━━ EXTRACTED ENTRIES ━━

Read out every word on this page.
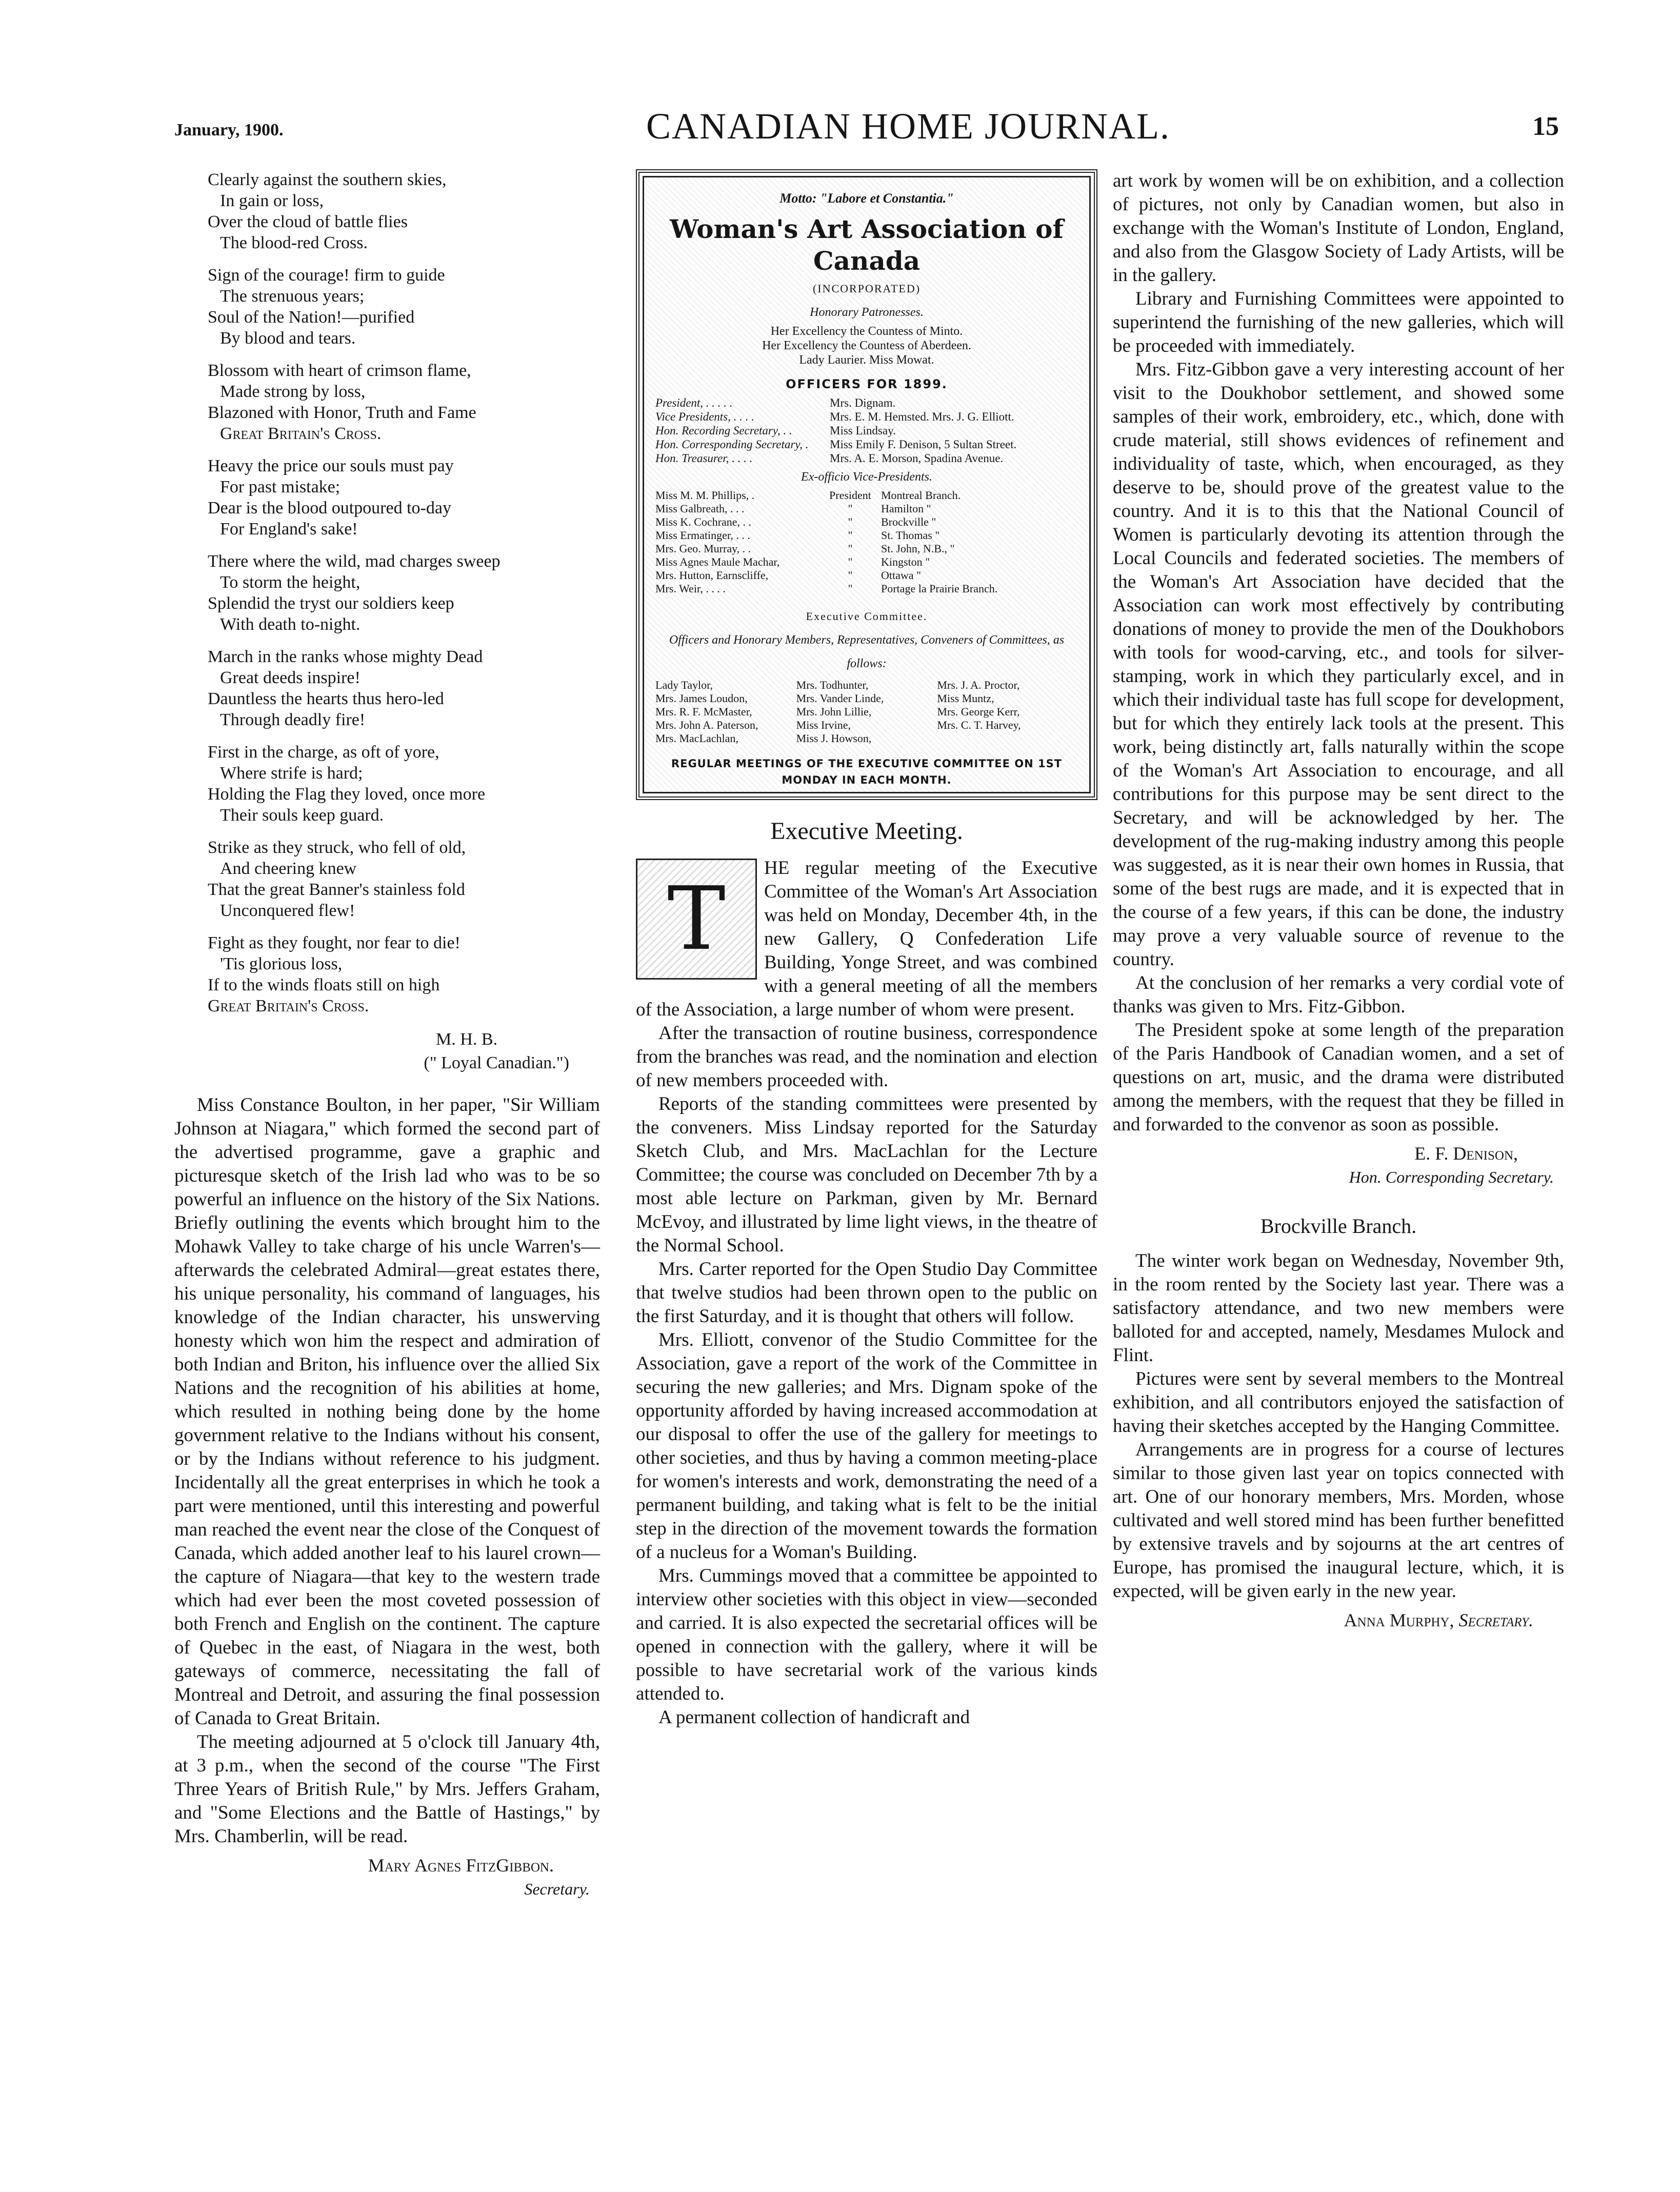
January, 1900.	CANADIAN HOME JOURNAL.	15
Clearly against the southern skies,
In gain or loss,
Over the cloud of battle flies
The blood-red Cross.
Sign of the courage! firm to guide
The strenuous years;
Soul of the Nation!—purified
By blood and tears.
Blossom with heart of crimson flame,
Made strong by loss,
Blazoned with Honor, Truth and Fame
Great Britain's Cross.
Heavy the price our souls must pay
For past mistake;
Dear is the blood outpoured to-day
For England's sake!
There where the wild, mad charges sweep
To storm the height,
Splendid the tryst our soldiers keep
With death to-night.
March in the ranks whose mighty Dead
Great deeds inspire!
Dauntless the hearts thus hero-led
Through deadly fire!
First in the charge, as oft of yore,
Where strife is hard;
Holding the Flag they loved, once more
Their souls keep guard.
Strike as they struck, who fell of old,
And cheering knew
That the great Banner's stainless fold
Unconquered flew!
Fight as they fought, nor fear to die!
'Tis glorious loss,
If to the winds floats still on high
Great Britain's Cross.
M. H. B.
(" Loyal Canadian.")

Miss Constance Boulton, in her paper, "Sir William Johnson at Niagara," which formed the second part of the advertised programme, gave a graphic and picturesque sketch of the Irish lad who was to be so powerful an influence on the history of the Six Nations. Briefly outlining the events which brought him to the Mohawk Valley to take charge of his uncle Warren's—afterwards the celebrated Admiral—great estates there, his unique personality, his command of languages, his knowledge of the Indian character, his unswerving honesty which won him the respect and admiration of both Indian and Briton, his influence over the allied Six Nations and the recognition of his abilities at home, which resulted in nothing being done by the home government relative to the Indians without his consent, or by the Indians without reference to his judgment. Incidentally all the great enterprises in which he took a part were mentioned, until this interesting and powerful man reached the event near the close of the Conquest of Canada, which added another leaf to his laurel crown—the capture of Niagara—that key to the western trade which had ever been the most coveted possession of both French and English on the continent. The capture of Quebec in the east, of Niagara in the west, both gateways of commerce, necessitating the fall of Montreal and Detroit, and assuring the final possession of Canada to Great Britain.

The meeting adjourned at 5 o'clock till January 4th, at 3 p.m., when the second of the course "The First Three Years of British Rule," by Mrs. Jeffers Graham, and "Some Elections and the Battle of Hastings," by Mrs. Chamberlin, will be read.

Mary Agnes FitzGibbon.
Secretary.
Motto: "Labore et Constantia."
Woman's Art Association of Canada
(INCORPORATED)
Honorary Patronesses.
Her Excellency the Countess of Minto.
Her Excellency the Countess of Aberdeen.
Lady Laurier. Miss Mowat.
OFFICERS FOR 1899.
President, . . . . .	Mrs. Dignam.
Vice Presidents, . . . .	Mrs. E. M. Hemsted. Mrs. J. G. Elliott.
Hon. Recording Secretary, . .	Miss Lindsay.
Hon. Corresponding Secretary, .	Miss Emily F. Denison, 5 Sultan Street.
Hon. Treasurer, . . . .	Mrs. A. E. Morson, Spadina Avenue.
Ex-officio Vice-Presidents.
Miss M. M. Phillips, .	President Montreal Branch.
Miss Galbreath, . . .	"	Hamilton "
Miss K. Cochrane, . .	"	Brockville "
Miss Ermatinger, . . .	"	St. Thomas "
Mrs. Geo. Murray, . .	"	St. John, N.B., "
Miss Agnes Maule Machar,	"	Kingston "
Mrs. Hutton, Earnscliffe,	"	Ottawa "
Mrs. Weir, . . . .	"	Portage la Prairie Branch.
Executive Committee.
Officers and Honorary Members, Representatives, Conveners of Committees, as follows:
Lady Taylor,	Mrs. Todhunter,	Mrs. J. A. Proctor,
Mrs. James Loudon,	Mrs. Vander Linde,	Miss Muntz,
Mrs. R. F. McMaster,	Mrs. John Lillie,	Mrs. George Kerr,
Mrs. John A. Paterson,	Miss Irvine,	Mrs. C. T. Harvey,
Mrs. MacLachlan,	Miss J. Howson,
REGULAR MEETINGS OF THE EXECUTIVE COMMITTEE ON 1ST MONDAY IN EACH MONTH.
Executive Meeting.
T

HE regular meeting of the Executive Committee of the Woman's Art Association was held on Monday, December 4th, in the new Gallery, Q Confederation Life Building, Yonge Street, and was combined with a general meeting of all the members of the Association, a large number of whom were present.

After the transaction of routine business, correspondence from the branches was read, and the nomination and election of new members proceeded with.

Reports of the standing committees were presented by the conveners. Miss Lindsay reported for the Saturday Sketch Club, and Mrs. MacLachlan for the Lecture Committee; the course was concluded on December 7th by a most able lecture on Parkman, given by Mr. Bernard McEvoy, and illustrated by lime light views, in the theatre of the Normal School.

Mrs. Carter reported for the Open Studio Day Committee that twelve studios had been thrown open to the public on the first Saturday, and it is thought that others will follow.

Mrs. Elliott, convenor of the Studio Committee for the Association, gave a report of the work of the Committee in securing the new galleries; and Mrs. Dignam spoke of the opportunity afforded by having increased accommodation at our disposal to offer the use of the gallery for meetings to other societies, and thus by having a common meeting-place for women's interests and work, demonstrating the need of a permanent building, and taking what is felt to be the initial step in the direction of the movement towards the formation of a nucleus for a Woman's Building.

Mrs. Cummings moved that a committee be appointed to interview other societies with this object in view—seconded and carried. It is also expected the secretarial offices will be opened in connection with the gallery, where it will be possible to have secretarial work of the various kinds attended to.

A permanent collection of handicraft and

art work by women will be on exhibition, and a collection of pictures, not only by Canadian women, but also in exchange with the Woman's Institute of London, England, and also from the Glasgow Society of Lady Artists, will be in the gallery.

Library and Furnishing Committees were appointed to superintend the furnishing of the new galleries, which will be proceeded with immediately.

Mrs. Fitz-Gibbon gave a very interesting account of her visit to the Doukhobor settlement, and showed some samples of their work, embroidery, etc., which, done with crude material, still shows evidences of refinement and individuality of taste, which, when encouraged, as they deserve to be, should prove of the greatest value to the country. And it is to this that the National Council of Women is particularly devoting its attention through the Local Councils and federated societies. The members of the Woman's Art Association have decided that the Association can work most effectively by contributing donations of money to provide the men of the Doukhobors with tools for wood-carving, etc., and tools for silver-stamping, work in which they particularly excel, and in which their individual taste has full scope for development, but for which they entirely lack tools at the present. This work, being distinctly art, falls naturally within the scope of the Woman's Art Association to encourage, and all contributions for this purpose may be sent direct to the Secretary, and will be acknowledged by her. The development of the rug-making industry among this people was suggested, as it is near their own homes in Russia, that some of the best rugs are made, and it is expected that in the course of a few years, if this can be done, the industry may prove a very valuable source of revenue to the country.

At the conclusion of her remarks a very cordial vote of thanks was given to Mrs. Fitz-Gibbon.

The President spoke at some length of the preparation of the Paris Handbook of Canadian women, and a set of questions on art, music, and the drama were distributed among the members, with the request that they be filled in and forwarded to the convenor as soon as possible.

E. F. Denison,
Hon. Corresponding Secretary.
Brockville Branch.

The winter work began on Wednesday, November 9th, in the room rented by the Society last year. There was a satisfactory attendance, and two new members were balloted for and accepted, namely, Mesdames Mulock and Flint.

Pictures were sent by several members to the Montreal exhibition, and all contributors enjoyed the satisfaction of having their sketches accepted by the Hanging Committee.

Arrangements are in progress for a course of lectures similar to those given last year on topics connected with art. One of our honorary members, Mrs. Morden, whose cultivated and well stored mind has been further benefitted by extensive travels and by sojourns at the art centres of Europe, has promised the inaugural lecture, which, it is expected, will be given early in the new year.

Anna Murphy, Secretary.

━━━

WHAT IS ASKED - Make a verbatim copy of all the entries and strip out the pictures.

ANSWER FOR THIS EXERCISE -
Read out every word on this page.
January, 1900.	CANADIAN HOME JOURNAL.	15
Clearly against the southern skies,
In gain or loss,
Over the cloud of battle flies
The blood-red Cross.
Sign of the courage! firm to guide
The strenuous years;
Soul of the Nation!—purified
By blood and tears.
Blossom with heart of crimson flame,
Made strong by loss,
Blazoned with Honor, Truth and Fame
Great Britain's Cross.
Heavy the price our souls must pay
For past mistake;
Dear is the blood outpoured to-day
For England's sake!
There where the wild, mad charges sweep
To storm the height,
Splendid the tryst our soldiers keep
With death to-night.
March in the ranks whose mighty Dead
Great deeds inspire!
Dauntless the hearts thus hero-led
Through deadly fire!
First in the charge, as oft of yore,
Where strife is hard;
Holding the Flag they loved, once more
Their souls keep guard.
Strike as they struck, who fell of old,
And cheering knew
That the great Banner's stainless fold
Unconquered flew!
Fight as they fought, nor fear to die!
'Tis glorious loss,
If to the winds floats still on high
Great Britain's Cross.
M. H. B.
(" Loyal Canadian.")

Miss Constance Boulton, in her paper, "Sir William Johnson at Niagara," which formed the second part of the advertised programme, gave a graphic and picturesque sketch of the Irish lad who was to be so powerful an influence on the history of the Six Nations. Briefly outlining the events which brought him to the Mohawk Valley to take charge of his uncle Warren's—afterwards the celebrated Admiral—great estates there, his unique personality, his command of languages, his knowledge of the Indian character, his unswerving honesty which won him the respect and admiration of both Indian and Briton, his influence over the allied Six Nations and the recognition of his abilities at home, which resulted in nothing being done by the home government relative to the Indians without his consent, or by the Indians without reference to his judgment. Incidentally all the great enterprises in which he took a part were mentioned, until this interesting and powerful man reached the event near the close of the Conquest of Canada, which added another leaf to his laurel crown—the capture of Niagara—that key to the western trade which had ever been the most coveted possession of both French and English on the continent. The capture of Quebec in the east, of Niagara in the west, both gateways of commerce, necessitating the fall of Montreal and Detroit, and assuring the final possession of Canada to Great Britain.

The meeting adjourned at 5 o'clock till January 4th, at 3 p.m., when the second of the course "The First Three Years of British Rule," by Mrs. Jeffers Graham, and "Some Elections and the Battle of Hastings," by Mrs. Chamberlin, will be read.

Mary Agnes FitzGibbon.
Secretary.
Motto: "Labore et Constantia."
Woman's Art Association of Canada
(INCORPORATED)
Honorary Patronesses.
Her Excellency the Countess of Minto.
Her Excellency the Countess of Aberdeen.
Lady Laurier. Miss Mowat.
OFFICERS FOR 1899.
President, . . . . .	Mrs. Dignam.
Vice Presidents, . . . .	Mrs. E. M. Hemsted. Mrs. J. G. Elliott.
Hon. Recording Secretary, . .	Miss Lindsay.
Hon. Corresponding Secretary, .	Miss Emily F. Denison, 5 Sultan Street.
Hon. Treasurer, . . . .	Mrs. A. E. Morson, Spadina Avenue.
Ex-officio Vice-Presidents.
Miss M. M. Phillips, .	President Montreal Branch.
Miss Galbreath, . . .	"	Hamilton "
Miss K. Cochrane, . .	"	Brockville "
Miss Ermatinger, . . .	"	St. Thomas "
Mrs. Geo. Murray, . .	"	St. John, N.B., "
Miss Agnes Maule Machar,	"	Kingston "
Mrs. Hutton, Earnscliffe,	"	Ottawa "
Mrs. Weir, . . . .	"	Portage la Prairie Branch.
Executive Committee.
Officers and Honorary Members, Representatives, Conveners of Committees, as follows:
Lady Taylor,	Mrs. Todhunter,	Mrs. J. A. Proctor,
Mrs. James Loudon,	Mrs. Vander Linde,	Miss Muntz,
Mrs. R. F. McMaster,	Mrs. John Lillie,	Mrs. George Kerr,
Mrs. John A. Paterson,	Miss Irvine,	Mrs. C. T. Harvey,
Mrs. MacLachlan,	Miss J. Howson,
REGULAR MEETINGS OF THE EXECUTIVE COMMITTEE ON 1ST MONDAY IN EACH MONTH.
Executive Meeting.
T

HE regular meeting of the Executive Committee of the Woman's Art Association was held on Monday, December 4th, in the new Gallery, Q Confederation Life Building, Yonge Street, and was combined with a general meeting of all the members of the Association, a large number of whom were present.

After the transaction of routine business, correspondence from the branches was read, and the nomination and election of new members proceeded with.

Reports of the standing committees were presented by the conveners. Miss Lindsay reported for the Saturday Sketch Club, and Mrs. MacLachlan for the Lecture Committee; the course was concluded on December 7th by a most able lecture on Parkman, given by Mr. Bernard McEvoy, and illustrated by lime light views, in the theatre of the Normal School.

Mrs. Carter reported for the Open Studio Day Committee that twelve studios had been thrown open to the public on the first Saturday, and it is thought that others will follow.

Mrs. Elliott, convenor of the Studio Committee for the Association, gave a report of the work of the Committee in securing the new galleries; and Mrs. Dignam spoke of the opportunity afforded by having increased accommodation at our disposal to offer the use of the gallery for meetings to other societies, and thus by having a common meeting-place for women's interests and work, demonstrating the need of a permanent building, and taking what is felt to be the initial step in the direction of the movement towards the formation of a nucleus for a Woman's Building.

Mrs. Cummings moved that a committee be appointed to interview other societies with this object in view—seconded and carried. It is also expected the secretarial offices will be opened in connection with the gallery, where it will be possible to have secretarial work of the various kinds attended to.

A permanent collection of handicraft and

art work by women will be on exhibition, and a collection of pictures, not only by Canadian women, but also in exchange with the Woman's Institute of London, England, and also from the Glasgow Society of Lady Artists, will be in the gallery.

Library and Furnishing Committees were appointed to superintend the furnishing of the new galleries, which will be proceeded with immediately.

Mrs. Fitz-Gibbon gave a very interesting account of her visit to the Doukhobor settlement, and showed some samples of their work, embroidery, etc., which, done with crude material, still shows evidences of refinement and individuality of taste, which, when encouraged, as they deserve to be, should prove of the greatest value to the country. And it is to this that the National Council of Women is particularly devoting its attention through the Local Councils and federated societies. The members of the Woman's Art Association have decided that the Association can work most effectively by contributing donations of money to provide the men of the Doukhobors with tools for wood-carving, etc., and tools for silver-stamping, work in which they particularly excel, and in which their individual taste has full scope for development, but for which they entirely lack tools at the present. This work, being distinctly art, falls naturally within the scope of the Woman's Art Association to encourage, and all contributions for this purpose may be sent direct to the Secretary, and will be acknowledged by her. The development of the rug-making industry among this people was suggested, as it is near their own homes in Russia, that some of the best rugs are made, and it is expected that in the course of a few years, if this can be done, the industry may prove a very valuable source of revenue to the country.

At the conclusion of her remarks a very cordial vote of thanks was given to Mrs. Fitz-Gibbon.

The President spoke at some length of the preparation of the Paris Handbook of Canadian women, and a set of questions on art, music, and the drama were distributed among the members, with the request that they be filled in and forwarded to the convenor as soon as possible.

E. F. Denison,
Hon. Corresponding Secretary.
Brockville Branch.

The winter work began on Wednesday, November 9th, in the room rented by the Society last year. There was a satisfactory attendance, and two new members were balloted for and accepted, namely, Mesdames Mulock and Flint.

Pictures were sent by several members to the Montreal exhibition, and all contributors enjoyed the satisfaction of having their sketches accepted by the Hanging Committee.

Arrangements are in progress for a course of lectures similar to those given last year on topics connected with art. One of our honorary members, Mrs. Morden, whose cultivated and well stored mind has been further benefitted by extensive travels and by sojourns at the art centres of Europe, has promised the inaugural lecture, which, it is expected, will be given early in the new year.

Anna Murphy, Secretary.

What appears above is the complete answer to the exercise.